Selected text ▸
——————————

Initial hand trenching across this zone at three closely spaced intervals has
revealed a massive hematitic quartz vein having true widths of 1.5 to 2.5
metres. Ten continuous chip samples across the vein have returned anomalous
gold, silver, copper, arsenic, antimony, barium and mercury
analyses.
The
nature of the alteration and mineralization found to date at Discovery Hill,
Sullivan’s Ridge and West zones, including the presence of high mercury and
barium values, suggests that these
zones may represent the very upper reaches of an epithermal system.
Planned
Work Program - Fiscal 2005, Ending December 31, 2005
The
Company is currently planning a 2005 exploration program to include detailed
prospecting, grid based soil geochemical sampling, geological mapping, and
trenching at a budgeted cost of $70,000.
The
Logan Property - Canada
The
Logan
Property contains an inferred mineral resource of
13.08 million tonnes (14.42 million tons) grading 5.10% zinc and 23.7 gm/tonne
(0.69oz/ton) silver, as recently re-estimated by an independent party to comply
with the Canadian Securities Administrators (CSA) National Instrument 43-101
standards (Form 43-101F1).
Interest
The
Company owns a 40% carried interest in the property, acquired from its
predecessor (“Fairfield”) through amalgamation. The owner of the 60% joint
venture interest is required to fund 100% of exploration expenditures until a
production decision is made, at which time the Company may elect to pay its
proportionate share of future expenditures after the production decision or
convert its property interest into a 15% Net Profits Interest. In 2003, the 60%
owner agreed to sell its joint venture interest to Expatriate Resources Ltd.
(“Expatriate”). To simplify documentation, a new agreement was entered into at
this time directly between the Company and Expatriate with all details of the
previous agreement remaining the same. In late 2004 Expatriate was restructured
into two successor corporate entities, resulting in a transfer of the 60% joint
venture interest to one of the successors named Yukon Zinc
Corporation.
Expenditures
to Date
During
Fiscal 2004, the Company incurred no costs on this prospect. As at December 31,
2004, the Company has written off all acquisition and exploration costs and is
carrying this property at $1.

——————————

Data provided ▸
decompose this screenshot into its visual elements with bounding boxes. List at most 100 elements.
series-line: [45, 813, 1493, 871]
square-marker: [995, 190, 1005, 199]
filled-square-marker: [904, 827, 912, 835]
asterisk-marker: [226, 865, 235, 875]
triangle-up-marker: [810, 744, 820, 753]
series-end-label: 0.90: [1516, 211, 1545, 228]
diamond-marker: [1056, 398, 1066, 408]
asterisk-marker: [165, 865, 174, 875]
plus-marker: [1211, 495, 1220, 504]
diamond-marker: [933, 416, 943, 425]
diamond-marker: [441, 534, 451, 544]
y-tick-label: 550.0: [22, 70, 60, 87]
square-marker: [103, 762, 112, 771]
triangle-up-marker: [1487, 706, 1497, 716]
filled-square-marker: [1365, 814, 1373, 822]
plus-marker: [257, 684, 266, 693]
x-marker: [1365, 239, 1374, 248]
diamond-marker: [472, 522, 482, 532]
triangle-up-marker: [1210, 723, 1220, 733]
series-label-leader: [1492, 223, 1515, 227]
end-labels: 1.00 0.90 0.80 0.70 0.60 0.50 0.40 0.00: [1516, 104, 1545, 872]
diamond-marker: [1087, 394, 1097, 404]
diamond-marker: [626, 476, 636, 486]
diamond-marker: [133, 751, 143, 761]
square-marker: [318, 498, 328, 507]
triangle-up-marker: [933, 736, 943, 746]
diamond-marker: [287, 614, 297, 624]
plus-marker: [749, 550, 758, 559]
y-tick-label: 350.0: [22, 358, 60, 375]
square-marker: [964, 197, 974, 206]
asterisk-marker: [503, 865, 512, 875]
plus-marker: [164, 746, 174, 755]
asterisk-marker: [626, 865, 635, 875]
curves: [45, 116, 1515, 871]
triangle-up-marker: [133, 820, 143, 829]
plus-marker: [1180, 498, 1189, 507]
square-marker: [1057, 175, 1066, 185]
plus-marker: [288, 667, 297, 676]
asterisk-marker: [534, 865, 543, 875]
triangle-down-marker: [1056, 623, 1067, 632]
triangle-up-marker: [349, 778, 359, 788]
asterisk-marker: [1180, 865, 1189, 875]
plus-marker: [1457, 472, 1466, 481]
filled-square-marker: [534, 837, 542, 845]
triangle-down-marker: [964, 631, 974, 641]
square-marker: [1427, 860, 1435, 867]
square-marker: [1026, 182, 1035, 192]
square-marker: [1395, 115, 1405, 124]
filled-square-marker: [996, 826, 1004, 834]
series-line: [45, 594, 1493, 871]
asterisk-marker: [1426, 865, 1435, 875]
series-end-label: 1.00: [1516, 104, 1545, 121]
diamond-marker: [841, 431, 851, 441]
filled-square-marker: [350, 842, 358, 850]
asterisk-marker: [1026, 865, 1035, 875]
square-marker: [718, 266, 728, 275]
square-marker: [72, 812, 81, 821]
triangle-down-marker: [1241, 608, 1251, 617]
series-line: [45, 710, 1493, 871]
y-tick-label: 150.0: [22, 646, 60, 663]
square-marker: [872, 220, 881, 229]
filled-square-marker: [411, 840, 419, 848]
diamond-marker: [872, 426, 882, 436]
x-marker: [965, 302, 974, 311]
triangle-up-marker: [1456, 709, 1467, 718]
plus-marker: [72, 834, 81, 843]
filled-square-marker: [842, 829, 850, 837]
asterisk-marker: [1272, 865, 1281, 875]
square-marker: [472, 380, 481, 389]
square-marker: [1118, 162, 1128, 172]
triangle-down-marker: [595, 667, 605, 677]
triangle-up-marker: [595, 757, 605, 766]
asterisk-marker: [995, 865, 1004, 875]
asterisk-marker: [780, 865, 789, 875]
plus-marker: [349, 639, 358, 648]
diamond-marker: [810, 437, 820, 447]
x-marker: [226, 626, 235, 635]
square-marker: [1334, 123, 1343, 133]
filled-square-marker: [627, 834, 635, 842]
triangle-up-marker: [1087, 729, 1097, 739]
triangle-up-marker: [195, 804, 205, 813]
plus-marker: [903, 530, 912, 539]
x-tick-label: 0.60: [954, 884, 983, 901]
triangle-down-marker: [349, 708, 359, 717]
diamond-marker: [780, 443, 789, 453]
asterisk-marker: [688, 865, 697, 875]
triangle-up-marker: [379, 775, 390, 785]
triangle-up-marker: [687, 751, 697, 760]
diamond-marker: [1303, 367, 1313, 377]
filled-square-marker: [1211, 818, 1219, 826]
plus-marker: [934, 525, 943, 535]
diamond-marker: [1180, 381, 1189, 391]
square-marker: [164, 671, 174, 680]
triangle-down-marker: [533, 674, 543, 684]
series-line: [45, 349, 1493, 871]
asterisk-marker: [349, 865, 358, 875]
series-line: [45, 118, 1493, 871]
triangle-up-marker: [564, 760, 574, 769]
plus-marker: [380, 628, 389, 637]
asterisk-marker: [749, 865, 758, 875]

——————————

The tasks ▸
[1] Output the passage of the exploration report starting at "Initial hand trenching" and ending at "an epithermal system.".
[2] According to the exploration report, what is the budgeted cost of the Company's planned 2005 exploration program?
The lines after the exploration report are separate material with no connection to it.

Responses in order ▸
[1]
Initial hand trenching across this zone at three closely spaced intervals has
revealed a massive hematitic quartz vein having true widths of 1.5 to 2.5
metres. Ten continuous chip samples across the vein have returned anomalous
gold, silver, copper, arsenic, antimony, barium and mercury
analyses.
The
nature of the alteration and mineralization found to date at Discovery Hill,
Sullivan’s Ridge and West zones, including the presence of high mercury and
barium values, suggests that these
zones may represent the very upper reaches of an epithermal system.

[2] $70,000